### Direction
Copy out all the data, word for word.

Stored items
-*-

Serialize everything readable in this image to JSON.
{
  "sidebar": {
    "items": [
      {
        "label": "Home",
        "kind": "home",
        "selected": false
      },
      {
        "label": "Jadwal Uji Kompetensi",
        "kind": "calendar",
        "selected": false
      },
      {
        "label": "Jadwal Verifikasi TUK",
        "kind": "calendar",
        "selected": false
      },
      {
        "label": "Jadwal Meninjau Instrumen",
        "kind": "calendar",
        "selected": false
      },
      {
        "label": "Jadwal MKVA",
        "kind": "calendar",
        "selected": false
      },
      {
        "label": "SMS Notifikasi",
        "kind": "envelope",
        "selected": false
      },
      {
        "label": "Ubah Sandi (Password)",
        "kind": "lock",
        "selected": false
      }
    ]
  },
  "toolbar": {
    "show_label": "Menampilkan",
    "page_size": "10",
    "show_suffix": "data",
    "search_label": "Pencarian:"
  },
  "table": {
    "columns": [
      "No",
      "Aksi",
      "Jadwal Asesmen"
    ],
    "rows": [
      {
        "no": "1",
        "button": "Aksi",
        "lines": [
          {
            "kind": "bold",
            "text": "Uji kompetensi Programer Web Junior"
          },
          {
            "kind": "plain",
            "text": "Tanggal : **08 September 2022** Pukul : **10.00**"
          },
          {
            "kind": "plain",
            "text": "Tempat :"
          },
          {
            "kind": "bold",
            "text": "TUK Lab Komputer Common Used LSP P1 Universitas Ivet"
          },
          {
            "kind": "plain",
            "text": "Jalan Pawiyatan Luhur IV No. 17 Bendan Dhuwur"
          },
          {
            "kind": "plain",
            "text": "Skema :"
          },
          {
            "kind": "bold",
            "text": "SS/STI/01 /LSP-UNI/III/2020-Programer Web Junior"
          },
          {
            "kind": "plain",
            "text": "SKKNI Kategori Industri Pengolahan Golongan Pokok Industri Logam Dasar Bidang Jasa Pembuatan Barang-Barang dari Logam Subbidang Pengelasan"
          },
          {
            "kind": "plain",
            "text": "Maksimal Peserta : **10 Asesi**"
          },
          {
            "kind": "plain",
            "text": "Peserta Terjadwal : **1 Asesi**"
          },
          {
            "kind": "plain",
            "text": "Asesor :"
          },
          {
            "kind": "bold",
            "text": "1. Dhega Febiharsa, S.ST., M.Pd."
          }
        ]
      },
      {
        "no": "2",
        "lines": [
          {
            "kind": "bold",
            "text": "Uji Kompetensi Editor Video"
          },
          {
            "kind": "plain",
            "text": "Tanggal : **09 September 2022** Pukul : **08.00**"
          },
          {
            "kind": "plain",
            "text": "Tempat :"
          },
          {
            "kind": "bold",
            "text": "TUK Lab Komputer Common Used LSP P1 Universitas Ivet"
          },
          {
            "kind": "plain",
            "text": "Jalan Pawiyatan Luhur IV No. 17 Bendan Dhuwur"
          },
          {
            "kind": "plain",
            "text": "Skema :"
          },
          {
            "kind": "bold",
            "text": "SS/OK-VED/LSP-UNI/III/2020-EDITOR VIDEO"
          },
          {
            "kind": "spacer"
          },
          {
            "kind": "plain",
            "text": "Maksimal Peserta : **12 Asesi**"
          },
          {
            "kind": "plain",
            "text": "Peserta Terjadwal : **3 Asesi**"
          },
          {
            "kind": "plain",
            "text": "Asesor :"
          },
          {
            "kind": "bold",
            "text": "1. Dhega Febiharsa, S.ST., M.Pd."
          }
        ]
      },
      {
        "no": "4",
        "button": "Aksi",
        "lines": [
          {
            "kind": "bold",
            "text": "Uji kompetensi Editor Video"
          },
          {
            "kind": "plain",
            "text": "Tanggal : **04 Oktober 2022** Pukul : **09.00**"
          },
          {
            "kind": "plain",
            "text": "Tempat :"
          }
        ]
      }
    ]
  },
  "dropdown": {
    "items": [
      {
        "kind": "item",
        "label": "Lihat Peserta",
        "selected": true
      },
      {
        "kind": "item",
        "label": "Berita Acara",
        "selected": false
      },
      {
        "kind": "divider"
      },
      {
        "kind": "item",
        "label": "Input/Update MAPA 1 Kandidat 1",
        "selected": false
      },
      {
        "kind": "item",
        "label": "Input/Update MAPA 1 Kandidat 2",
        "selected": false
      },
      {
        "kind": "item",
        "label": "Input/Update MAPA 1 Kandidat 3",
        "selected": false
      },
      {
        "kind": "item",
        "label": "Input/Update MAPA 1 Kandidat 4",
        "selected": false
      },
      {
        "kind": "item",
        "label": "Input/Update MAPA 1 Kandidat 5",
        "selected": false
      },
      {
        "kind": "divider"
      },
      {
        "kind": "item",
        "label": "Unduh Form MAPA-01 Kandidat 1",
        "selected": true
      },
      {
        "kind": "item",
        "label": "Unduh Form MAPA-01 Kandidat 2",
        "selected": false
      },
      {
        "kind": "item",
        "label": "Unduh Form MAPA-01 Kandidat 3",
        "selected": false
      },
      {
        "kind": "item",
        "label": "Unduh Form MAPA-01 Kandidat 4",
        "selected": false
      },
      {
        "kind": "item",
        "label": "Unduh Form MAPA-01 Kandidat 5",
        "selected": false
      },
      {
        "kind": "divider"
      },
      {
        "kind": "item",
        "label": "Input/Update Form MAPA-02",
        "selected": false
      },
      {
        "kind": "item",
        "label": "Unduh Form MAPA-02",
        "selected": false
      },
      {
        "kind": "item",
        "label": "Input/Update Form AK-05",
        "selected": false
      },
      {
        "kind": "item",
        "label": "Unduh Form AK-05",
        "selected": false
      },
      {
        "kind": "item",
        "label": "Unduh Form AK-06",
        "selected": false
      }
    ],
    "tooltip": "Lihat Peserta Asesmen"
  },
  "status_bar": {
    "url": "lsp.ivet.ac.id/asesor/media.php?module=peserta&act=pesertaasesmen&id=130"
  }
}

-*-

### Result of the exercise
Serialize everything readable in this image to JSON.
{
  "sidebar": {
    "items": [
      {
        "label": "Home",
        "kind": "home",
        "selected": false
      },
      {
        "label": "Jadwal Uji Kompetensi",
        "kind": "calendar",
        "selected": false
      },
      {
        "label": "Jadwal Verifikasi TUK",
        "kind": "calendar",
        "selected": false
      },
      {
        "label": "Jadwal Meninjau Instrumen",
        "kind": "calendar",
        "selected": false
      },
      {
        "label": "Jadwal MKVA",
        "kind": "calendar",
        "selected": false
      },
      {
        "label": "SMS Notifikasi",
        "kind": "envelope",
        "selected": false
      },
      {
        "label": "Ubah Sandi (Password)",
        "kind": "lock",
        "selected": false
      }
    ]
  },
  "toolbar": {
    "show_label": "Menampilkan",
    "page_size": "10",
    "show_suffix": "data",
    "search_label": "Pencarian:"
  },
  "table": {
    "columns": [
      "No",
      "Aksi",
      "Jadwal Asesmen"
    ],
    "rows": [
      {
        "no": "1",
        "button": "Aksi",
        "lines": [
          {
            "kind": "bold",
            "text": "Uji kompetensi Programer Web Junior"
          },
          {
            "kind": "plain",
            "text": "Tanggal : **08 September 2022** Pukul : **10.00**"
          },
          {
            "kind": "plain",
            "text": "Tempat :"
          },
          {
            "kind": "bold",
            "text": "TUK Lab Komputer Common Used LSP P1 Universitas Ivet"
          },
          {
            "kind": "plain",
            "text": "Jalan Pawiyatan Luhur IV No. 17 Bendan Dhuwur"
          },
          {
            "kind": "plain",
            "text": "Skema :"
          },
          {
            "kind": "bold",
            "text": "SS/STI/01 /LSP-UNI/III/2020-Programer Web Junior"
          },
          {
            "kind": "plain",
            "text": "SKKNI Kategori Industri Pengolahan Golongan Pokok Industri Logam Dasar Bidang Jasa Pembuatan Barang-Barang dari Logam Subbidang Pengelasan"
          },
          {
            "kind": "plain",
            "text": "Maksimal Peserta : **10 Asesi**"
          },
          {
            "kind": "plain",
            "text": "Peserta Terjadwal : **1 Asesi**"
          },
          {
            "kind": "plain",
            "text": "Asesor :"
          },
          {
            "kind": "bold",
            "text": "1. Dhega Febiharsa, S.ST., M.Pd."
          }
        ]
      },
      {
        "no": "2",
        "lines": [
          {
            "kind": "bold",
            "text": "Uji Kompetensi Editor Video"
          },
          {
            "kind": "plain",
            "text": "Tanggal : **09 September 2022** Pukul : **08.00**"
          },
          {
            "kind": "plain",
            "text": "Tempat :"
          },
          {
            "kind": "bold",
            "text": "TUK Lab Komputer Common Used LSP P1 Universitas Ivet"
          },
          {
            "kind": "plain",
            "text": "Jalan Pawiyatan Luhur IV No. 17 Bendan Dhuwur"
          },
          {
            "kind": "plain",
            "text": "Skema :"
          },
          {
            "kind": "bold",
            "text": "SS/OK-VED/LSP-UNI/III/2020-EDITOR VIDEO"
          },
          {
            "kind": "spacer"
          },
          {
            "kind": "plain",
            "text": "Maksimal Peserta : **12 Asesi**"
          },
          {
            "kind": "plain",
            "text": "Peserta Terjadwal : **3 Asesi**"
          },
          {
            "kind": "plain",
            "text": "Asesor :"
          },
          {
            "kind": "bold",
            "text": "1. Dhega Febiharsa, S.ST., M.Pd."
          }
        ]
      },
      {
        "no": "4",
        "button": "Aksi",
        "lines": [
          {
            "kind": "bold",
            "text": "Uji kompetensi Editor Video"
          },
          {
            "kind": "plain",
            "text": "Tanggal : **04 Oktober 2022** Pukul : **09.00**"
          },
          {
            "kind": "plain",
            "text": "Tempat :"
          }
        ]
      }
    ]
  },
  "dropdown": {
    "items": [
      {
        "kind": "item",
        "label": "Lihat Peserta",
        "selected": true
      },
      {
        "kind": "item",
        "label": "Berita Acara",
        "selected": false
      },
      {
        "kind": "divider"
      },
      {
        "kind": "item",
        "label": "Input/Update MAPA 1 Kandidat 1",
        "selected": false
      },
      {
        "kind": "item",
        "label": "Input/Update MAPA 1 Kandidat 2",
        "selected": false
      },
      {
        "kind": "item",
        "label": "Input/Update MAPA 1 Kandidat 3",
        "selected": false
      },
      {
        "kind": "item",
        "label": "Input/Update MAPA 1 Kandidat 4",
        "selected": false
      },
      {
        "kind": "item",
        "label": "Input/Update MAPA 1 Kandidat 5",
        "selected": false
      },
      {
        "kind": "divider"
      },
      {
        "kind": "item",
        "label": "Unduh Form MAPA-01 Kandidat 1",
        "selected": true
      },
      {
        "kind": "item",
        "label": "Unduh Form MAPA-01 Kandidat 2",
        "selected": false
      },
      {
        "kind": "item",
        "label": "Unduh Form MAPA-01 Kandidat 3",
        "selected": false
      },
      {
        "kind": "item",
        "label": "Unduh Form MAPA-01 Kandidat 4",
        "selected": false
      },
      {
        "kind": "item",
        "label": "Unduh Form MAPA-01 Kandidat 5",
        "selected": false
      },
      {
        "kind": "divider"
      },
      {
        "kind": "item",
        "label": "Input/Update Form MAPA-02",
        "selected": false
      },
      {
        "kind": "item",
        "label": "Unduh Form MAPA-02",
        "selected": false
      },
      {
        "kind": "item",
        "label": "Input/Update Form AK-05",
        "selected": false
      },
      {
        "kind": "item",
        "label": "Unduh Form AK-05",
        "selected": false
      },
      {
        "kind": "item",
        "label": "Unduh Form AK-06",
        "selected": false
      }
    ],
    "tooltip": "Lihat Peserta Asesmen"
  },
  "status_bar": {
    "url": "lsp.ivet.ac.id/asesor/media.php?module=peserta&act=pesertaasesmen&id=130"
  }
}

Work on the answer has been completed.